■ **Exercise aim**
Please transcribe the data that follows without the pictures, keeping every word the same.

■ **Dataset excerpts**
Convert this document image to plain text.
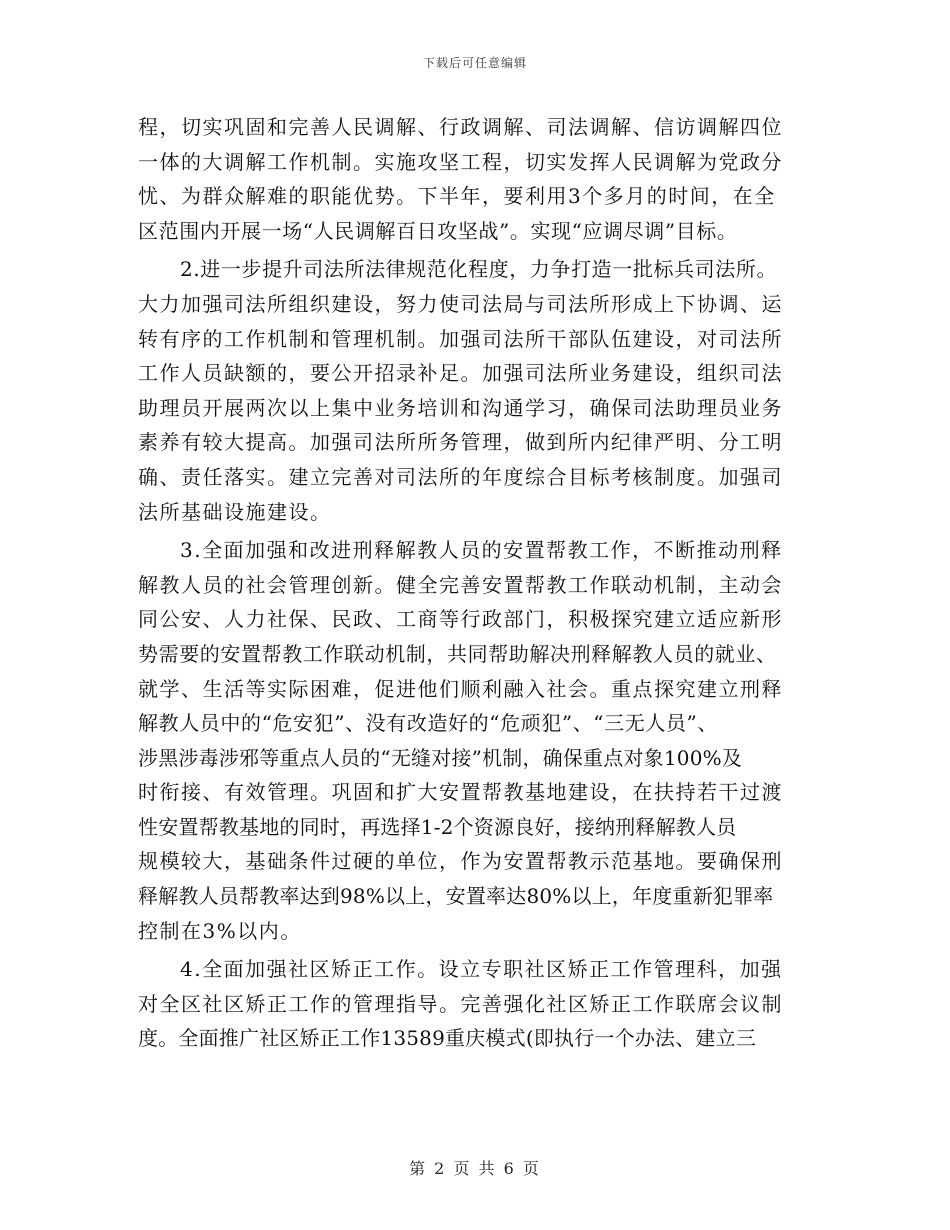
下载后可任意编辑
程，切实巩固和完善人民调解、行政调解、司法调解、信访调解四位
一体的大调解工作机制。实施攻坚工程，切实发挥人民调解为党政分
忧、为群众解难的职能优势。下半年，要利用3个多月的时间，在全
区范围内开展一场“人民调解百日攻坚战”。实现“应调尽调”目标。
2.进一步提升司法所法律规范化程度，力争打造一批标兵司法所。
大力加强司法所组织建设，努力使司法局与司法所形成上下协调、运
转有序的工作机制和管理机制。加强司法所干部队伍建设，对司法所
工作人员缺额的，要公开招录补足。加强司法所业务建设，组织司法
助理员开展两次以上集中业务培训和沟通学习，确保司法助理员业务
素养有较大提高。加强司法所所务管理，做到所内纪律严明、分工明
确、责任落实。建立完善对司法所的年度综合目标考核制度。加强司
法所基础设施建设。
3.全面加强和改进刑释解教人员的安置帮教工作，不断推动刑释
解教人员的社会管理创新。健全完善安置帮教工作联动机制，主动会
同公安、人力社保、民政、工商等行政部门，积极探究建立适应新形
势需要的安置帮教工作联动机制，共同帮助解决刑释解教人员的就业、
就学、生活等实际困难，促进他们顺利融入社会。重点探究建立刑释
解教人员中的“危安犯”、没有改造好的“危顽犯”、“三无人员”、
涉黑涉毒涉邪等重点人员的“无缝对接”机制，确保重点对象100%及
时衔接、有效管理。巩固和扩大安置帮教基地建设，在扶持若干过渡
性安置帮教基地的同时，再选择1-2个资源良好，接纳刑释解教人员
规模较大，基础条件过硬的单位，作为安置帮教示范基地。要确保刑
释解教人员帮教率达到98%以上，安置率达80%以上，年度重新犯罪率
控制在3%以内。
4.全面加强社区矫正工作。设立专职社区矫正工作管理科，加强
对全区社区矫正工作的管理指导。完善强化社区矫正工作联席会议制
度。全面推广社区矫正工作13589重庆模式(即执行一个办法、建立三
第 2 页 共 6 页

■ **Written response**
Convert this document image to plain text.
下载后可任意编辑
程，切实巩固和完善人民调解、行政调解、司法调解、信访调解四位
一体的大调解工作机制。实施攻坚工程，切实发挥人民调解为党政分
忧、为群众解难的职能优势。下半年，要利用3个多月的时间，在全
区范围内开展一场“人民调解百日攻坚战”。实现“应调尽调”目标。
2.进一步提升司法所法律规范化程度，力争打造一批标兵司法所。
大力加强司法所组织建设，努力使司法局与司法所形成上下协调、运
转有序的工作机制和管理机制。加强司法所干部队伍建设，对司法所
工作人员缺额的，要公开招录补足。加强司法所业务建设，组织司法
助理员开展两次以上集中业务培训和沟通学习，确保司法助理员业务
素养有较大提高。加强司法所所务管理，做到所内纪律严明、分工明
确、责任落实。建立完善对司法所的年度综合目标考核制度。加强司
法所基础设施建设。
3.全面加强和改进刑释解教人员的安置帮教工作，不断推动刑释
解教人员的社会管理创新。健全完善安置帮教工作联动机制，主动会
同公安、人力社保、民政、工商等行政部门，积极探究建立适应新形
势需要的安置帮教工作联动机制，共同帮助解决刑释解教人员的就业、
就学、生活等实际困难，促进他们顺利融入社会。重点探究建立刑释
解教人员中的“危安犯”、没有改造好的“危顽犯”、“三无人员”、
涉黑涉毒涉邪等重点人员的“无缝对接”机制，确保重点对象100%及
时衔接、有效管理。巩固和扩大安置帮教基地建设，在扶持若干过渡
性安置帮教基地的同时，再选择1-2个资源良好，接纳刑释解教人员
规模较大，基础条件过硬的单位，作为安置帮教示范基地。要确保刑
释解教人员帮教率达到98%以上，安置率达80%以上，年度重新犯罪率
控制在3%以内。
4.全面加强社区矫正工作。设立专职社区矫正工作管理科，加强
对全区社区矫正工作的管理指导。完善强化社区矫正工作联席会议制
度。全面推广社区矫正工作13589重庆模式(即执行一个办法、建立三
第 2 页 共 6 页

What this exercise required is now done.